───── Recorded information ─────
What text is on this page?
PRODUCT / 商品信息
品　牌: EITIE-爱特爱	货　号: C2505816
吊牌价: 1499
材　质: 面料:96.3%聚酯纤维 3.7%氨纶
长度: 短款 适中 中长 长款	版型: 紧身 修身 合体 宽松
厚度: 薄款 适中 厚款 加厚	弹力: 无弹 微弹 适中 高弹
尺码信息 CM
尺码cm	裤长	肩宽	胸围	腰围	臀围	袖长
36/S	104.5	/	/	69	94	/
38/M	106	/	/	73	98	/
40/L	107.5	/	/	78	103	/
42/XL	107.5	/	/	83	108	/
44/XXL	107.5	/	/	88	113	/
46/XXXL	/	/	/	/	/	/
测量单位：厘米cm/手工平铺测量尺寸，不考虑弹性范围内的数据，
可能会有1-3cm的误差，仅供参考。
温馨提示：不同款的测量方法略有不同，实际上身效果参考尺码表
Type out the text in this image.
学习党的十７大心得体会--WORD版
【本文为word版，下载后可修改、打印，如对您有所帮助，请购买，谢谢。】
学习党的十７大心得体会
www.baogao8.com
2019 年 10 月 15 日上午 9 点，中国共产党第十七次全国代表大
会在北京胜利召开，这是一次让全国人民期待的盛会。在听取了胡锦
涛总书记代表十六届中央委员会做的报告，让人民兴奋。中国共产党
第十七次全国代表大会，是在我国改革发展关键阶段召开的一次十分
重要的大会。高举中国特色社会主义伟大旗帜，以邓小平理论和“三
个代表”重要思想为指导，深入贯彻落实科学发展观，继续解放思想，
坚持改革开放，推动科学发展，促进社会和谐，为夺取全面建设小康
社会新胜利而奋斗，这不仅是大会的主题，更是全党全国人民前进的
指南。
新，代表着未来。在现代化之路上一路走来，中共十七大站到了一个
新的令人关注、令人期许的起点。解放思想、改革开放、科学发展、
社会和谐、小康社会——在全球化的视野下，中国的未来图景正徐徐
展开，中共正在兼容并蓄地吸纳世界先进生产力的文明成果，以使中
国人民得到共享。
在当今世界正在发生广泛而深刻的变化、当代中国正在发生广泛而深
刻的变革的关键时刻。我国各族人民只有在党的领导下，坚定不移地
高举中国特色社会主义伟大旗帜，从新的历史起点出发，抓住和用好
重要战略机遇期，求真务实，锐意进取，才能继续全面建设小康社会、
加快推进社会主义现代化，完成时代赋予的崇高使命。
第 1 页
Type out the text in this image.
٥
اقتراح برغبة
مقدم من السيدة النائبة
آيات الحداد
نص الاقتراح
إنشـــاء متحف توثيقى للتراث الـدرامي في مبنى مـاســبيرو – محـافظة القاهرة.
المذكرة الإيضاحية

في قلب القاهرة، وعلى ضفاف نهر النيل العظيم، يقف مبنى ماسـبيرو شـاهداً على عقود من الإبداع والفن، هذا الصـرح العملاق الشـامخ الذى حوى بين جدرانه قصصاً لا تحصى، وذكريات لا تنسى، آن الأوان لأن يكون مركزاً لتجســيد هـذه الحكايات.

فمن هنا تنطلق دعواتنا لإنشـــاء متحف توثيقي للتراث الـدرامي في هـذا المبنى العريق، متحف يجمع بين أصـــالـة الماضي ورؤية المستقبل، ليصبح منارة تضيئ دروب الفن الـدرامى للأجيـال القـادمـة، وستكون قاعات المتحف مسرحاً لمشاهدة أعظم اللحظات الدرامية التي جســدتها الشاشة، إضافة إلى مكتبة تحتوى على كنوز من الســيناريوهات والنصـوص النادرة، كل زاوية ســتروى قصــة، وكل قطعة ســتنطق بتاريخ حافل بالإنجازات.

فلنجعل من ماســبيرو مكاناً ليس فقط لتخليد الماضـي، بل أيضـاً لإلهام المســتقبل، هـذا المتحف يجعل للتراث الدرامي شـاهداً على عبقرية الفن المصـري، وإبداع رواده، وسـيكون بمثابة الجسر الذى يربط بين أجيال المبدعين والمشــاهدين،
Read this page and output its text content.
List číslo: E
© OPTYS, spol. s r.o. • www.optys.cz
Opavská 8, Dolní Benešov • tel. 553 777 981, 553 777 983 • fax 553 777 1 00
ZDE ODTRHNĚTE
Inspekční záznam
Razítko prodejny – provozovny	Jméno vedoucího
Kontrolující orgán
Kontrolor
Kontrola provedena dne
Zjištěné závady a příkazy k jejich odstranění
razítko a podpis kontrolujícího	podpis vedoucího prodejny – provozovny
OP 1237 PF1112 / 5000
─────
### Work to do
Retype the records in full. Keep every line identical to the original.

### The solution
What text is on this page?
PRODUCT / 商品信息
品　牌: EITIE-爱特爱	货　号: C2505816
吊牌价: 1499
材　质: 面料:96.3%聚酯纤维 3.7%氨纶
长度: 短款 适中 中长 长款	版型: 紧身 修身 合体 宽松
厚度: 薄款 适中 厚款 加厚	弹力: 无弹 微弹 适中 高弹
尺码信息 CM
尺码cm	裤长	肩宽	胸围	腰围	臀围	袖长
36/S	104.5	/	/	69	94	/
38/M	106	/	/	73	98	/
40/L	107.5	/	/	78	103	/
42/XL	107.5	/	/	83	108	/
44/XXL	107.5	/	/	88	113	/
46/XXXL	/	/	/	/	/	/
测量单位：厘米cm/手工平铺测量尺寸，不考虑弹性范围内的数据，
可能会有1-3cm的误差，仅供参考。
温馨提示：不同款的测量方法略有不同，实际上身效果参考尺码表
Type out the text in this image.
学习党的十７大心得体会--WORD版
【本文为word版，下载后可修改、打印，如对您有所帮助，请购买，谢谢。】
学习党的十７大心得体会
www.baogao8.com
2019 年 10 月 15 日上午 9 点，中国共产党第十七次全国代表大
会在北京胜利召开，这是一次让全国人民期待的盛会。在听取了胡锦
涛总书记代表十六届中央委员会做的报告，让人民兴奋。中国共产党
第十七次全国代表大会，是在我国改革发展关键阶段召开的一次十分
重要的大会。高举中国特色社会主义伟大旗帜，以邓小平理论和“三
个代表”重要思想为指导，深入贯彻落实科学发展观，继续解放思想，
坚持改革开放，推动科学发展，促进社会和谐，为夺取全面建设小康
社会新胜利而奋斗，这不仅是大会的主题，更是全党全国人民前进的
指南。
新，代表着未来。在现代化之路上一路走来，中共十七大站到了一个
新的令人关注、令人期许的起点。解放思想、改革开放、科学发展、
社会和谐、小康社会——在全球化的视野下，中国的未来图景正徐徐
展开，中共正在兼容并蓄地吸纳世界先进生产力的文明成果，以使中
国人民得到共享。
在当今世界正在发生广泛而深刻的变化、当代中国正在发生广泛而深
刻的变革的关键时刻。我国各族人民只有在党的领导下，坚定不移地
高举中国特色社会主义伟大旗帜，从新的历史起点出发，抓住和用好
重要战略机遇期，求真务实，锐意进取，才能继续全面建设小康社会、
加快推进社会主义现代化，完成时代赋予的崇高使命。
第 1 页
Type out the text in this image.
٥
اقتراح برغبة
مقدم من السيدة النائبة
آيات الحداد
نص الاقتراح
إنشـــاء متحف توثيقى للتراث الـدرامي في مبنى مـاســبيرو – محـافظة القاهرة.
المذكرة الإيضاحية

في قلب القاهرة، وعلى ضفاف نهر النيل العظيم، يقف مبنى ماسـبيرو شـاهداً على عقود من الإبداع والفن، هذا الصـرح العملاق الشـامخ الذى حوى بين جدرانه قصصاً لا تحصى، وذكريات لا تنسى، آن الأوان لأن يكون مركزاً لتجســيد هـذه الحكايات.

فمن هنا تنطلق دعواتنا لإنشـــاء متحف توثيقي للتراث الـدرامي في هـذا المبنى العريق، متحف يجمع بين أصـــالـة الماضي ورؤية المستقبل، ليصبح منارة تضيئ دروب الفن الـدرامى للأجيـال القـادمـة، وستكون قاعات المتحف مسرحاً لمشاهدة أعظم اللحظات الدرامية التي جســدتها الشاشة، إضافة إلى مكتبة تحتوى على كنوز من الســيناريوهات والنصـوص النادرة، كل زاوية ســتروى قصــة، وكل قطعة ســتنطق بتاريخ حافل بالإنجازات.

فلنجعل من ماســبيرو مكاناً ليس فقط لتخليد الماضـي، بل أيضـاً لإلهام المســتقبل، هـذا المتحف يجعل للتراث الدرامي شـاهداً على عبقرية الفن المصـري، وإبداع رواده، وسـيكون بمثابة الجسر الذى يربط بين أجيال المبدعين والمشــاهدين،
Read this page and output its text content.
List číslo: E
© OPTYS, spol. s r.o. • www.optys.cz
Opavská 8, Dolní Benešov • tel. 553 777 981, 553 777 983 • fax 553 777 1 00
ZDE ODTRHNĚTE
Inspekční záznam
Razítko prodejny – provozovny	Jméno vedoucího
Kontrolující orgán
Kontrolor
Kontrola provedena dne
Zjištěné závady a příkazy k jejich odstranění
razítko a podpis kontrolujícího	podpis vedoucího prodejny – provozovny
OP 1237 PF1112 / 5000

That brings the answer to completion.